■ **Problem details**
Assemble all lines in which the string "biden" appears.

[Excerpt from a dataset]
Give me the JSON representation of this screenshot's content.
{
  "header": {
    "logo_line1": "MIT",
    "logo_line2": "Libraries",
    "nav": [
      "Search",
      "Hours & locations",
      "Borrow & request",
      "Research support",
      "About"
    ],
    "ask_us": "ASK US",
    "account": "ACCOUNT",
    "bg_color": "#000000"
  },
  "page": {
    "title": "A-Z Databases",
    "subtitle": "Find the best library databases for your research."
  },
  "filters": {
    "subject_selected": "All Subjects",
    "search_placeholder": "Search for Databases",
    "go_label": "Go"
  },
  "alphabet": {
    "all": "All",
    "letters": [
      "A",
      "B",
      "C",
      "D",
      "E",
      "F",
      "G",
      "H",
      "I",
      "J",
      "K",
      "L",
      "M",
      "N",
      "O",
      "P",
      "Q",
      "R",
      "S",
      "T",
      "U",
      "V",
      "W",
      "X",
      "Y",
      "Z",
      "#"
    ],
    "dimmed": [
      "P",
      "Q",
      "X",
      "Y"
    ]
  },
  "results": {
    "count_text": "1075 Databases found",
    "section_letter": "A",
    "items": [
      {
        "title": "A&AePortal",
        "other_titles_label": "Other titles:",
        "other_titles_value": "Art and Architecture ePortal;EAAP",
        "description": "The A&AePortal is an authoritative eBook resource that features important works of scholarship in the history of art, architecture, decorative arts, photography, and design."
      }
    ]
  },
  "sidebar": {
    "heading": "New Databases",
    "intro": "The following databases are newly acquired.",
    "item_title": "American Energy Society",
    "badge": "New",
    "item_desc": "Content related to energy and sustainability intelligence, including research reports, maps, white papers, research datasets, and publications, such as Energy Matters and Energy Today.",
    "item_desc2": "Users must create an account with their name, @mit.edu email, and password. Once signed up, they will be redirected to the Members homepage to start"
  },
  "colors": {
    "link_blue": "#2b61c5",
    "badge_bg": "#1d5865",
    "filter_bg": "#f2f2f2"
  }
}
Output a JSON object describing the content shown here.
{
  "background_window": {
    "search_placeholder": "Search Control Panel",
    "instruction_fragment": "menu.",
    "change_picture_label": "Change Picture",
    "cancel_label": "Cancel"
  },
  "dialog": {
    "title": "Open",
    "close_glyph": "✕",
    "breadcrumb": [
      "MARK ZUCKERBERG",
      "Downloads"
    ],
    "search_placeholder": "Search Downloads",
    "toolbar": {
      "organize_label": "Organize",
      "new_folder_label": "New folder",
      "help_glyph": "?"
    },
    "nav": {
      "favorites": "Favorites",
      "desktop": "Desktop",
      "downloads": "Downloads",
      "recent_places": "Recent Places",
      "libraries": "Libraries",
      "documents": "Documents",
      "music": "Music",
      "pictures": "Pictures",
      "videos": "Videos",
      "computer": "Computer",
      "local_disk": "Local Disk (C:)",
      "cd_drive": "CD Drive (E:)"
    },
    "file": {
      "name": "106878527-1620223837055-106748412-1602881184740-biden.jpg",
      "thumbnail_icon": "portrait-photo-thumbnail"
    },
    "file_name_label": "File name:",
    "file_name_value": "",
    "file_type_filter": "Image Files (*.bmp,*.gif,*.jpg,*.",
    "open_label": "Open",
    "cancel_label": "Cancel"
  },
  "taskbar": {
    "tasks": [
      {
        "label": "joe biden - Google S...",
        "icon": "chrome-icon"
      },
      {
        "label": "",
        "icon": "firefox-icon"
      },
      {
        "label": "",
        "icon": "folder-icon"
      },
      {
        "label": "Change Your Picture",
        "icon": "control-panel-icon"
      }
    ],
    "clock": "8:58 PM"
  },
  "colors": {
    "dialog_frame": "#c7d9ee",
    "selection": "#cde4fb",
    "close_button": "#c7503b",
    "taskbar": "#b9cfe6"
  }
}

* * *

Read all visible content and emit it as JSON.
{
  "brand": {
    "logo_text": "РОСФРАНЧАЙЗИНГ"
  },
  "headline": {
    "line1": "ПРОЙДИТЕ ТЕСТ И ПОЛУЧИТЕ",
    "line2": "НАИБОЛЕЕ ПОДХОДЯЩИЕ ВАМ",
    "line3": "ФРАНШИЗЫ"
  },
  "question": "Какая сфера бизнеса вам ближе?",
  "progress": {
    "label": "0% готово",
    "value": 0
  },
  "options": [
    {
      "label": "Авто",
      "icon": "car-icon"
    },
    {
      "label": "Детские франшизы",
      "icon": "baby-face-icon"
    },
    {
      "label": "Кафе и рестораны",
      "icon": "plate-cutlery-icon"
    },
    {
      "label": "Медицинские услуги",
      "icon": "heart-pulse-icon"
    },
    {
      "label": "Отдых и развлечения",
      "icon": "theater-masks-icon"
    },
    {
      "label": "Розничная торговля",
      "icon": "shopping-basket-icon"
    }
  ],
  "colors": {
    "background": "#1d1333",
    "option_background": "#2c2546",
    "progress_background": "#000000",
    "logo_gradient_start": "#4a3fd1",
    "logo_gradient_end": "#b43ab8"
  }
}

■ **Output for this task**
      "name": "106878527-1620223837055-106748412-1602881184740-biden.jpg",
        "label": "joe biden - Google S...",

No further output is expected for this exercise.